# What you will do
Each entry should be quoted word for word, including every mark of punctuation.

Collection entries

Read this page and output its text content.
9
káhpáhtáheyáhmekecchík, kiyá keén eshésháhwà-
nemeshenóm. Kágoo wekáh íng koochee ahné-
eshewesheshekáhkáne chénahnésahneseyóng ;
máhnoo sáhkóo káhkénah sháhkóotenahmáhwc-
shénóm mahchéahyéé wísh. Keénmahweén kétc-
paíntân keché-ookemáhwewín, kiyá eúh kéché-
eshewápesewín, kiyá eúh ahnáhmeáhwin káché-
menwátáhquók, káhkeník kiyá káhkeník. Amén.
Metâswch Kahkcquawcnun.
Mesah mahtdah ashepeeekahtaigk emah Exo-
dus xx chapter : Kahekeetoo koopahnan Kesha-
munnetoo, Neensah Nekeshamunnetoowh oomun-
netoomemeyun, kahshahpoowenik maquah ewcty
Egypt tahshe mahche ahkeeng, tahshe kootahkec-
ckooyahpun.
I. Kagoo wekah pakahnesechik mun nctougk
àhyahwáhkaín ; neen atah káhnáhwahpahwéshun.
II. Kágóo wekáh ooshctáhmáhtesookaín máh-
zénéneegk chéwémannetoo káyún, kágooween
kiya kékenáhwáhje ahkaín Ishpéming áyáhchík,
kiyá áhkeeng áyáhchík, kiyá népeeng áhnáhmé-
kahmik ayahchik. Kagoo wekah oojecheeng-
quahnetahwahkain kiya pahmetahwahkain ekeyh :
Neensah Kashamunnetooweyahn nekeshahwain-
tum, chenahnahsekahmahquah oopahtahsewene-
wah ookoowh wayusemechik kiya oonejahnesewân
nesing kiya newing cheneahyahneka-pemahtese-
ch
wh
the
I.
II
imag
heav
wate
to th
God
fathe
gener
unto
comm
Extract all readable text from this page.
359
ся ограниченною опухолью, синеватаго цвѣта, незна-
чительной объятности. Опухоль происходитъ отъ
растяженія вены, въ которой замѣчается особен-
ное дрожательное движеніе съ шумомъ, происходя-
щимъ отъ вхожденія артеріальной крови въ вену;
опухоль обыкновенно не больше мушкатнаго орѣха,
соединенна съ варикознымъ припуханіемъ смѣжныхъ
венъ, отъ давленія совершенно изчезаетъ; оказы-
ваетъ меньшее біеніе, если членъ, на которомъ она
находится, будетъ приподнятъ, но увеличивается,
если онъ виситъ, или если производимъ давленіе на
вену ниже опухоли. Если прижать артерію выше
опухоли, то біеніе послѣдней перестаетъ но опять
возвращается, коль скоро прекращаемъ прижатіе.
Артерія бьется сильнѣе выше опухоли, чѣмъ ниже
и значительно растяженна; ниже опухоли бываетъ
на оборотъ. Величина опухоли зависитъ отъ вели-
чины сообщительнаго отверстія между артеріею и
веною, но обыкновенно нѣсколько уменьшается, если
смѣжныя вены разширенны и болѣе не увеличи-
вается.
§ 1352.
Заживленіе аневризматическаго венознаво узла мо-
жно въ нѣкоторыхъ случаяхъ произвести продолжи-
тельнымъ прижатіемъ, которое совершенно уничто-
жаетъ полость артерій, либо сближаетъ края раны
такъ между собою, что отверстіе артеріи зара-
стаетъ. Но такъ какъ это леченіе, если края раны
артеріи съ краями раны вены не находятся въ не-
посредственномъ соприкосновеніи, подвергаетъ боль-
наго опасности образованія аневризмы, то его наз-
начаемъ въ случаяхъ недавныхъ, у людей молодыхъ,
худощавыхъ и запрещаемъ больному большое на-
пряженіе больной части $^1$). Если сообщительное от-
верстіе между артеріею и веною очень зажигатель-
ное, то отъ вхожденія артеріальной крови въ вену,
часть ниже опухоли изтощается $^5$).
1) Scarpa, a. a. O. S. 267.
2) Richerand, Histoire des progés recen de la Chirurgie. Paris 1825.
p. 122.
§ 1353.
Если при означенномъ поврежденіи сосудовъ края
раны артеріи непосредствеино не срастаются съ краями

# Task response
Read this page and output its text content.
9
káhpáhtáheyáhmekecchík, kiyá keén eshésháhwà-
nemeshenóm. Kágoo wekáh íng koochee ahné-
eshewesheshekáhkáne chénahnésahneseyóng ;
máhnoo sáhkóo káhkénah sháhkóotenahmáhwc-
shénóm mahchéahyéé wísh. Keénmahweén kétc-
paíntân keché-ookemáhwewín, kiyá eúh kéché-
eshewápesewín, kiyá eúh ahnáhmeáhwin káché-
menwátáhquók, káhkeník kiyá káhkeník. Amén.
Metâswch Kahkcquawcnun.
Mesah mahtdah ashepeeekahtaigk emah Exo-
dus xx chapter : Kahekeetoo koopahnan Kesha-
munnetoo, Neensah Nekeshamunnetoowh oomun-
netoomemeyun, kahshahpoowenik maquah ewcty
Egypt tahshe mahche ahkeeng, tahshe kootahkec-
ckooyahpun.
I. Kagoo wekah pakahnesechik mun nctougk
àhyahwáhkaín ; neen atah káhnáhwahpahwéshun.
II. Kágóo wekáh ooshctáhmáhtesookaín máh-
zénéneegk chéwémannetoo káyún, kágooween
kiya kékenáhwáhje ahkaín Ishpéming áyáhchík,
kiyá áhkeeng áyáhchík, kiyá népeeng áhnáhmé-
kahmik ayahchik. Kagoo wekah oojecheeng-
quahnetahwahkain kiya pahmetahwahkain ekeyh :
Neensah Kashamunnetooweyahn nekeshahwain-
tum, chenahnahsekahmahquah oopahtahsewene-
wah ookoowh wayusemechik kiya oonejahnesewân
nesing kiya newing cheneahyahneka-pemahtese-
ch
wh
the
I.
II
imag
heav
wate
to th
God
fathe
gener
unto
comm
Extract all readable text from this page.
359
ся ограниченною опухолью, синеватаго цвѣта, незна-
чительной объятности. Опухоль происходитъ отъ
растяженія вены, въ которой замѣчается особен-
ное дрожательное движеніе съ шумомъ, происходя-
щимъ отъ вхожденія артеріальной крови въ вену;
опухоль обыкновенно не больше мушкатнаго орѣха,
соединенна съ варикознымъ припуханіемъ смѣжныхъ
венъ, отъ давленія совершенно изчезаетъ; оказы-
ваетъ меньшее біеніе, если членъ, на которомъ она
находится, будетъ приподнятъ, но увеличивается,
если онъ виситъ, или если производимъ давленіе на
вену ниже опухоли. Если прижать артерію выше
опухоли, то біеніе послѣдней перестаетъ но опять
возвращается, коль скоро прекращаемъ прижатіе.
Артерія бьется сильнѣе выше опухоли, чѣмъ ниже
и значительно растяженна; ниже опухоли бываетъ
на оборотъ. Величина опухоли зависитъ отъ вели-
чины сообщительнаго отверстія между артеріею и
веною, но обыкновенно нѣсколько уменьшается, если
смѣжныя вены разширенны и болѣе не увеличи-
вается.
§ 1352.
Заживленіе аневризматическаго венознаво узла мо-
жно въ нѣкоторыхъ случаяхъ произвести продолжи-
тельнымъ прижатіемъ, которое совершенно уничто-
жаетъ полость артерій, либо сближаетъ края раны
такъ между собою, что отверстіе артеріи зара-
стаетъ. Но такъ какъ это леченіе, если края раны
артеріи съ краями раны вены не находятся въ не-
посредственномъ соприкосновеніи, подвергаетъ боль-
наго опасности образованія аневризмы, то его наз-
начаемъ въ случаяхъ недавныхъ, у людей молодыхъ,
худощавыхъ и запрещаемъ больному большое на-
пряженіе больной части $^1$). Если сообщительное от-
верстіе между артеріею и веною очень зажигатель-
ное, то отъ вхожденія артеріальной крови въ вену,
часть ниже опухоли изтощается $^5$).
1) Scarpa, a. a. O. S. 267.
2) Richerand, Histoire des progés recen de la Chirurgie. Paris 1825.
p. 122.
§ 1353.
Если при означенномъ поврежденіи сосудовъ края
раны артеріи непосредствеино не срастаются съ краями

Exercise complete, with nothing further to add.